# [GIVEN REQUEST]
Write out the data below exactly as given, without any of its pictures.

# [SUPPLIED MATERIAL]
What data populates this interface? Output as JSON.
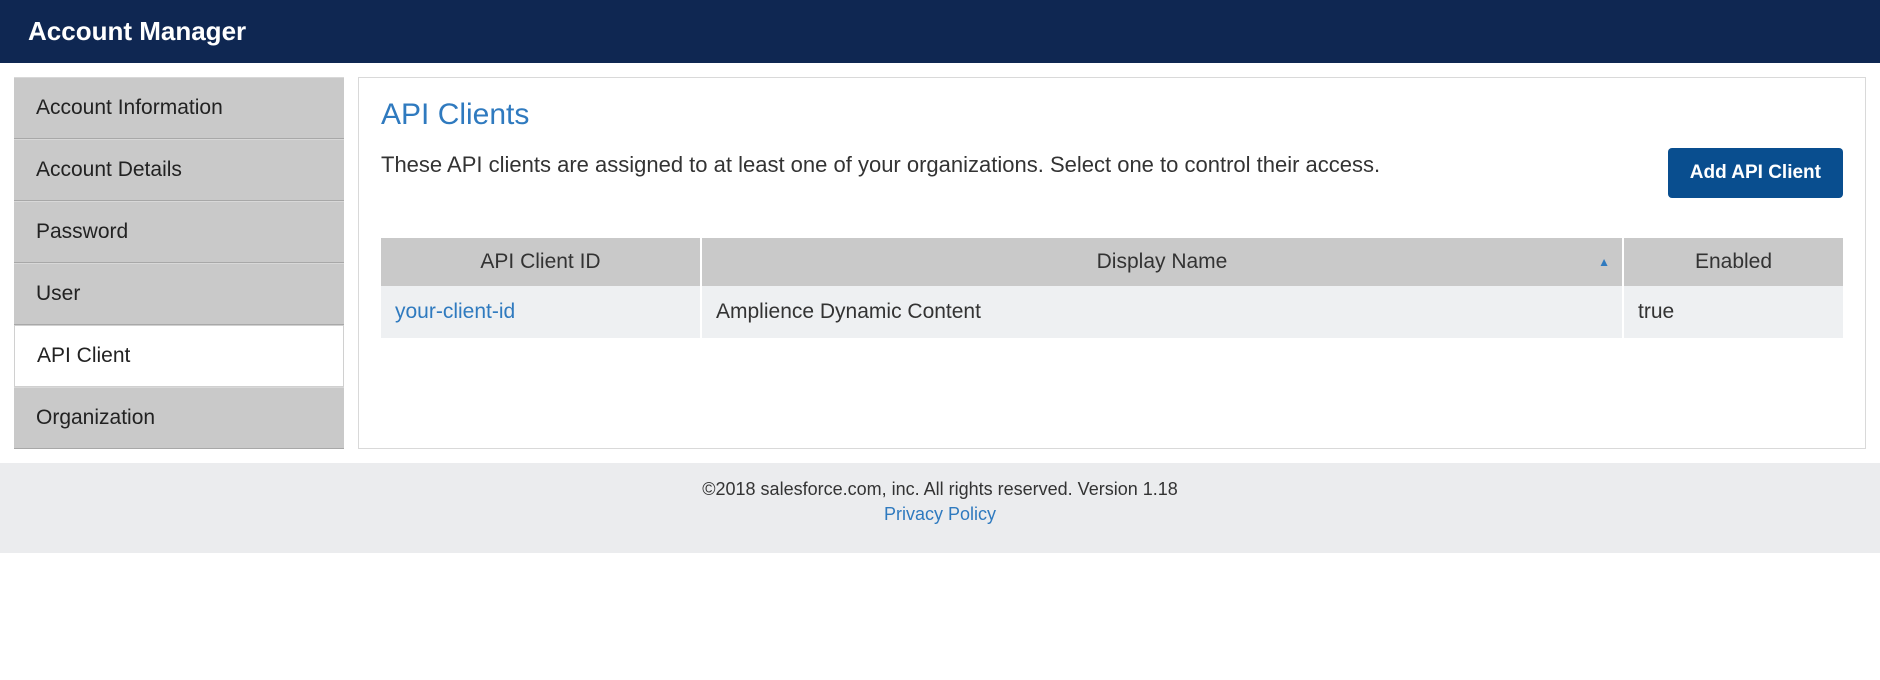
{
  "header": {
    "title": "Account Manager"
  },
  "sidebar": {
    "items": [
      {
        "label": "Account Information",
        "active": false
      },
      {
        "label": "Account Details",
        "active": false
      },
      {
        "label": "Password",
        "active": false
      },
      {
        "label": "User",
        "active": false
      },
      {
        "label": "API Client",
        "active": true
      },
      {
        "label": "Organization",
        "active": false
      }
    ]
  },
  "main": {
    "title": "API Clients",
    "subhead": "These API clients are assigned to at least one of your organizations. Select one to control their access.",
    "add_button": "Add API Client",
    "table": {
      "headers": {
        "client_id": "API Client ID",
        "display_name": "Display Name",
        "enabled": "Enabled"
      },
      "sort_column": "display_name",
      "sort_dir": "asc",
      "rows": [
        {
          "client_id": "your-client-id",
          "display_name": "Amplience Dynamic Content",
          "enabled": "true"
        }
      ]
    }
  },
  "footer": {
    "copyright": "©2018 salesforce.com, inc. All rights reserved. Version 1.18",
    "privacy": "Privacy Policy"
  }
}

# [WRITTEN SOLUTION]
What data populates this interface? Output as JSON.
{
  "header": {
    "title": "Account Manager"
  },
  "sidebar": {
    "items": [
      {
        "label": "Account Information",
        "active": false
      },
      {
        "label": "Account Details",
        "active": false
      },
      {
        "label": "Password",
        "active": false
      },
      {
        "label": "User",
        "active": false
      },
      {
        "label": "API Client",
        "active": true
      },
      {
        "label": "Organization",
        "active": false
      }
    ]
  },
  "main": {
    "title": "API Clients",
    "subhead": "These API clients are assigned to at least one of your organizations. Select one to control their access.",
    "add_button": "Add API Client",
    "table": {
      "headers": {
        "client_id": "API Client ID",
        "display_name": "Display Name",
        "enabled": "Enabled"
      },
      "sort_column": "display_name",
      "sort_dir": "asc",
      "rows": [
        {
          "client_id": "your-client-id",
          "display_name": "Amplience Dynamic Content",
          "enabled": "true"
        }
      ]
    }
  },
  "footer": {
    "copyright": "©2018 salesforce.com, inc. All rights reserved. Version 1.18",
    "privacy": "Privacy Policy"
  }
}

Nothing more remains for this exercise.